Your answer needs to include each line of the records in which the string "author" can be found.

[Start of section]

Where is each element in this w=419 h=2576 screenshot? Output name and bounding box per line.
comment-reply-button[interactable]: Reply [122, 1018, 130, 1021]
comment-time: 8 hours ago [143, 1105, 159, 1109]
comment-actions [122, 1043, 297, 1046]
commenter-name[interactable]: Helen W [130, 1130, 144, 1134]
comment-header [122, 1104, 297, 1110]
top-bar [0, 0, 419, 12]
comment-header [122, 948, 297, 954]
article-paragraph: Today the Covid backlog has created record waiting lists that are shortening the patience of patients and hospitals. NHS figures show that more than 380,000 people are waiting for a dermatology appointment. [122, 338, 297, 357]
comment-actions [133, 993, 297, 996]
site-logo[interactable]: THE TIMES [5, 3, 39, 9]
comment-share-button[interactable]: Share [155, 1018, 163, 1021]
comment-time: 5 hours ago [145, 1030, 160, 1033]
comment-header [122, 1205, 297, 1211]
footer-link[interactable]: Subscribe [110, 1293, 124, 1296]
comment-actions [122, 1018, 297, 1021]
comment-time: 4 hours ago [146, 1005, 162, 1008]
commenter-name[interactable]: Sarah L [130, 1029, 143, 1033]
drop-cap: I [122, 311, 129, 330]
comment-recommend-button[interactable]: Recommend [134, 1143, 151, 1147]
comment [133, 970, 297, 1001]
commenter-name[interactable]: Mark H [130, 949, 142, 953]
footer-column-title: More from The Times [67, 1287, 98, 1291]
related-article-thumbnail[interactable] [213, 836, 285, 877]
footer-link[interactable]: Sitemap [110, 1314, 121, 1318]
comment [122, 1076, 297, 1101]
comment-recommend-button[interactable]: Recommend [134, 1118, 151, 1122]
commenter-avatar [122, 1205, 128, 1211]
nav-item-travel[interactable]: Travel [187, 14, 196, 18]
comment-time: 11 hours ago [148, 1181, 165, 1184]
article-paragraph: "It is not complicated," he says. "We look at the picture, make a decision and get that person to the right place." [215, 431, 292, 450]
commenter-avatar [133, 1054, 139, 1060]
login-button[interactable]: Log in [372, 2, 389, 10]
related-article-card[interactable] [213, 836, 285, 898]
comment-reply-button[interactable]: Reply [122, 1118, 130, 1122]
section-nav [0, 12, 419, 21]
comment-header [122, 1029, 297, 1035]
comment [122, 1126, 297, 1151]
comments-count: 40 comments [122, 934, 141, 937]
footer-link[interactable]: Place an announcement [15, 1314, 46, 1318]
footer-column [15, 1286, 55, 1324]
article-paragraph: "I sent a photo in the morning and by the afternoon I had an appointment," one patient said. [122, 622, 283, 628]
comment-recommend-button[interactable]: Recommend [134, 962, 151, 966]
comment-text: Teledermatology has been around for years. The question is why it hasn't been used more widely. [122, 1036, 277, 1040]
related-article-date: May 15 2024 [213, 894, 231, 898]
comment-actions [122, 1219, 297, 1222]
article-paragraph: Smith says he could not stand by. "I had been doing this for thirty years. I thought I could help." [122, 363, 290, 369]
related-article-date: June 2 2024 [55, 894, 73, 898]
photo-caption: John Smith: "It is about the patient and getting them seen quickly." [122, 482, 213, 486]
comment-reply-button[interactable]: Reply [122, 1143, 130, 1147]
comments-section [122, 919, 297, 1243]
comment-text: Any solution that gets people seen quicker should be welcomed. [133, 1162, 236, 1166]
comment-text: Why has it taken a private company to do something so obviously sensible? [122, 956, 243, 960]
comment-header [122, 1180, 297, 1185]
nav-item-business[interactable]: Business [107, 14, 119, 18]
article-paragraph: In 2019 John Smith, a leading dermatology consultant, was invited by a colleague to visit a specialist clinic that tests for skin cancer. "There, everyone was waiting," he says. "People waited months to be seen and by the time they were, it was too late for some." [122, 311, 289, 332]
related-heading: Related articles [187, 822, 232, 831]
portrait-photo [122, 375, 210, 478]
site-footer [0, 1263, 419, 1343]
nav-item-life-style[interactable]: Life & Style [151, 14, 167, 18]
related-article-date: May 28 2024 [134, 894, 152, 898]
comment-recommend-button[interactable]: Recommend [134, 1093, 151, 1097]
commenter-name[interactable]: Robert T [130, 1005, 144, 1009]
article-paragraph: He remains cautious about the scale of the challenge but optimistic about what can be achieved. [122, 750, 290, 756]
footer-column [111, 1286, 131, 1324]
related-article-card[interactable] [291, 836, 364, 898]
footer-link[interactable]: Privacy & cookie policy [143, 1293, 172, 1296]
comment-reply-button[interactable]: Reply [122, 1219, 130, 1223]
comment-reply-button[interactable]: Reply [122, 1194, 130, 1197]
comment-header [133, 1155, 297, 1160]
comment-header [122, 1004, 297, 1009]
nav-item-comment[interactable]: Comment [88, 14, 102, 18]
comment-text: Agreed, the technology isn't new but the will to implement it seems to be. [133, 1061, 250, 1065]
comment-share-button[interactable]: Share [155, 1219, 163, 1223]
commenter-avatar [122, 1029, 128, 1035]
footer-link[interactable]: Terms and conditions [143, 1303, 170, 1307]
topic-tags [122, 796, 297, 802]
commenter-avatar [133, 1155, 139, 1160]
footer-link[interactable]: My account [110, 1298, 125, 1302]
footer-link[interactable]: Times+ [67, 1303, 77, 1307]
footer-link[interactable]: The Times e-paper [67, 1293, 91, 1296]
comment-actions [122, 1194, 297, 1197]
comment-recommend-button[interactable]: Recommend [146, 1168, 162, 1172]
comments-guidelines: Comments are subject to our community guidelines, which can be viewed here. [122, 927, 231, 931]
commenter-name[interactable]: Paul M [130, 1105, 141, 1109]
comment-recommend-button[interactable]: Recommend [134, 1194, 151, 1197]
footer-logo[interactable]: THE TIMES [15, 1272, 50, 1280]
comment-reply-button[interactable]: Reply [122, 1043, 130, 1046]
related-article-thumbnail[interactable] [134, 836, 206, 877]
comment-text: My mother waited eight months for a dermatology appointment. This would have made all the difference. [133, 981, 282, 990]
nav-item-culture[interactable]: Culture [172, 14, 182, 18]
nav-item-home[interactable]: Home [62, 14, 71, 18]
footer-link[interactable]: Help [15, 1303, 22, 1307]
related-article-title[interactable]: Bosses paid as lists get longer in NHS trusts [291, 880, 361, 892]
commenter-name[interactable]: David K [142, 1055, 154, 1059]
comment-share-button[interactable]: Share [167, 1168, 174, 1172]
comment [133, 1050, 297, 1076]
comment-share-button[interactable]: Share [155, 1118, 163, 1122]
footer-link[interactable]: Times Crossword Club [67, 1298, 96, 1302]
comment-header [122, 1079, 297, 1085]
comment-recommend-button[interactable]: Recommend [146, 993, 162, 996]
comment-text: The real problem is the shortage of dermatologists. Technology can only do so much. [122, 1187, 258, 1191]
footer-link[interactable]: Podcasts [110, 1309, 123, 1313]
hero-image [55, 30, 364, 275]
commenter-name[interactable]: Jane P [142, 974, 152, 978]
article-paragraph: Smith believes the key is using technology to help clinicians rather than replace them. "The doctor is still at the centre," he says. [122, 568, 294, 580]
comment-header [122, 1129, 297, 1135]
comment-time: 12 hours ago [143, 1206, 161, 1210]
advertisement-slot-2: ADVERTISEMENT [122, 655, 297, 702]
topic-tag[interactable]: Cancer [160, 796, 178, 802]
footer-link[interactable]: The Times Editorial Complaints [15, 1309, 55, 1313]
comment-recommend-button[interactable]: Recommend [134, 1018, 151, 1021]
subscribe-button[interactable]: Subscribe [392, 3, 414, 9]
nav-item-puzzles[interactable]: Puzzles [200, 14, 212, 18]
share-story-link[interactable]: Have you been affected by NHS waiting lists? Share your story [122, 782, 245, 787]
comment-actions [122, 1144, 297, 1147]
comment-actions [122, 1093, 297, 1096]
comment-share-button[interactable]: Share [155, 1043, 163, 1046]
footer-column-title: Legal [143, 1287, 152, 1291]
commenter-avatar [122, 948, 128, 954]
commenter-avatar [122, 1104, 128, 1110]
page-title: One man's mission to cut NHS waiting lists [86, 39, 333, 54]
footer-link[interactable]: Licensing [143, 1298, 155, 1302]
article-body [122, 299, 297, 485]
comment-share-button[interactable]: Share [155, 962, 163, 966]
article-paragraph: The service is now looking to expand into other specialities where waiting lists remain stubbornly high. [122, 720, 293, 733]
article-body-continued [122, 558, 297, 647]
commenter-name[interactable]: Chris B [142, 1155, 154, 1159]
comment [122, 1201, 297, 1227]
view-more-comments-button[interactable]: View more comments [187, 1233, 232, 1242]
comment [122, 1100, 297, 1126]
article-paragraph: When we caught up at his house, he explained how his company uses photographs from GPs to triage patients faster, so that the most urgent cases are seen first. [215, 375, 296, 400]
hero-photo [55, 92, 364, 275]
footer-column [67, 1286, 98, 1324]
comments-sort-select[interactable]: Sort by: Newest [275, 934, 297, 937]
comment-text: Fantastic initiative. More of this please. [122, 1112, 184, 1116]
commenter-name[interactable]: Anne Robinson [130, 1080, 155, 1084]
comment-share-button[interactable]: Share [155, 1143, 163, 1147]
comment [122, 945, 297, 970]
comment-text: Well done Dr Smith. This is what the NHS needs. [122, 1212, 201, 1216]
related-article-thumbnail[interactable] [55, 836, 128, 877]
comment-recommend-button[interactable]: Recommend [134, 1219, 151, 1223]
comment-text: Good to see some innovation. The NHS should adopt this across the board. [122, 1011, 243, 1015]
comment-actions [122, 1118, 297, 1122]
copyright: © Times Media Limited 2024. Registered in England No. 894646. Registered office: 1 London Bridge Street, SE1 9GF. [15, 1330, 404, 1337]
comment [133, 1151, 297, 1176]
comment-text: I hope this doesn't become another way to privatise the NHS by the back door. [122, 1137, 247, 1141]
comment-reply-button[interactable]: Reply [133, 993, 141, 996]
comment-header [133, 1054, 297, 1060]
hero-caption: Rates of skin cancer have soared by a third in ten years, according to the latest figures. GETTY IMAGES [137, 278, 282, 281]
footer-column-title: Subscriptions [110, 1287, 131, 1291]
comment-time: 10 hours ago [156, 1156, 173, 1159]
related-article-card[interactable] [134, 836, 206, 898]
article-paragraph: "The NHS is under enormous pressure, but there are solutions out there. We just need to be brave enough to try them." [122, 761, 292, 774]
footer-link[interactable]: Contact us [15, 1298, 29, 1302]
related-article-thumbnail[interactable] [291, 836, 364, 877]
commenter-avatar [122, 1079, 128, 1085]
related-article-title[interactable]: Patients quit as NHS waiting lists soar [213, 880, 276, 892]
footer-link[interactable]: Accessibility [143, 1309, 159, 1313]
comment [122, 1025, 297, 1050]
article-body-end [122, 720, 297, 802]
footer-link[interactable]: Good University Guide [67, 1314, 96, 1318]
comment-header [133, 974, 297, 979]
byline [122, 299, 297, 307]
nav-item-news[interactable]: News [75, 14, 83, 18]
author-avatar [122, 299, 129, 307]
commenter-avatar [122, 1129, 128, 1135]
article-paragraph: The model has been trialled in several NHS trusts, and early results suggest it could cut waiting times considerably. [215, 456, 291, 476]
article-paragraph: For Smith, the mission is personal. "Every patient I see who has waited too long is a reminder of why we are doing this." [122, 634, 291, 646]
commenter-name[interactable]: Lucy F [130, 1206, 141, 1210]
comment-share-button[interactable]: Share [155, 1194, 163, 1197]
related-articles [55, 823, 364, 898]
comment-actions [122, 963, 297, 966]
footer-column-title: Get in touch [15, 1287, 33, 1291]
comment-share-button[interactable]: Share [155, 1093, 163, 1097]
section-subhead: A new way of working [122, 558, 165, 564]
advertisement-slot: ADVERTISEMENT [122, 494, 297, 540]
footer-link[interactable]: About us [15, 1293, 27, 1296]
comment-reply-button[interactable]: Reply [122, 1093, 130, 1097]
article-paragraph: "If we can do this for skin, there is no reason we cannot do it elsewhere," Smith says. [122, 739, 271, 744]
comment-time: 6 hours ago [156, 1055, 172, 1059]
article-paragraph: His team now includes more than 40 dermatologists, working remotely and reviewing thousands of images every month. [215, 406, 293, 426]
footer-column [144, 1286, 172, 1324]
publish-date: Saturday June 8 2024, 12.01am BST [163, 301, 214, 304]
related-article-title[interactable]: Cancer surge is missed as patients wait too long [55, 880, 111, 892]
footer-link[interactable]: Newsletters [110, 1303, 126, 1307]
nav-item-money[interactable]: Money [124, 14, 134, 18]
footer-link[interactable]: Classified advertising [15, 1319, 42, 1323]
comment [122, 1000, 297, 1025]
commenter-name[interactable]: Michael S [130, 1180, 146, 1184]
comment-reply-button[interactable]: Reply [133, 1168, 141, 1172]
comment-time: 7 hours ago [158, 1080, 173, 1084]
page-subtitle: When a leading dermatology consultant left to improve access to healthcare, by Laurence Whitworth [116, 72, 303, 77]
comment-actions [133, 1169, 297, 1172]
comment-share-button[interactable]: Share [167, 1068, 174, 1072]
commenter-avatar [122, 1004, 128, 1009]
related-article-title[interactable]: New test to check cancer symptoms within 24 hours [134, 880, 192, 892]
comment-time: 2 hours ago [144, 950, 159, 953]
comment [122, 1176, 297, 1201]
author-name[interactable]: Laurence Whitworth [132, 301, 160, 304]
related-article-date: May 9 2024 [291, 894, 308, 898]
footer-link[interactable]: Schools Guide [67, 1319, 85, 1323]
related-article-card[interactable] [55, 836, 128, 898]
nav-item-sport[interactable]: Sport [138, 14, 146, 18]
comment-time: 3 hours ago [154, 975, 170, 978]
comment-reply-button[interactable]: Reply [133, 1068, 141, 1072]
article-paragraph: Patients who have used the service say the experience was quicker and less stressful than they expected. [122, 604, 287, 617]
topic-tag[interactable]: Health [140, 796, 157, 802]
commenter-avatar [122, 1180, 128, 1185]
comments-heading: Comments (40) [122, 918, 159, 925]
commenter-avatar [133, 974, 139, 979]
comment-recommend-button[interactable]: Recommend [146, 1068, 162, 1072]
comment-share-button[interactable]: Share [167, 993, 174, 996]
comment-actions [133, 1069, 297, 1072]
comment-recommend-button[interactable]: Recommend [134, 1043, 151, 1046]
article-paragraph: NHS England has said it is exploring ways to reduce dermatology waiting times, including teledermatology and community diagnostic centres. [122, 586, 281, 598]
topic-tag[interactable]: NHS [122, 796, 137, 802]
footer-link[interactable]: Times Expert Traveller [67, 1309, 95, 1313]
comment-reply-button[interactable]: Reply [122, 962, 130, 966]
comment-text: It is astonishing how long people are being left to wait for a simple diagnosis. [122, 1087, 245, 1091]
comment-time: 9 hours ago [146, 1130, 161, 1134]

[End of section]

→ Answer to the problem
author-avatar [122, 299, 129, 307]
author-name[interactable]: Laurence Whitworth [132, 301, 160, 304]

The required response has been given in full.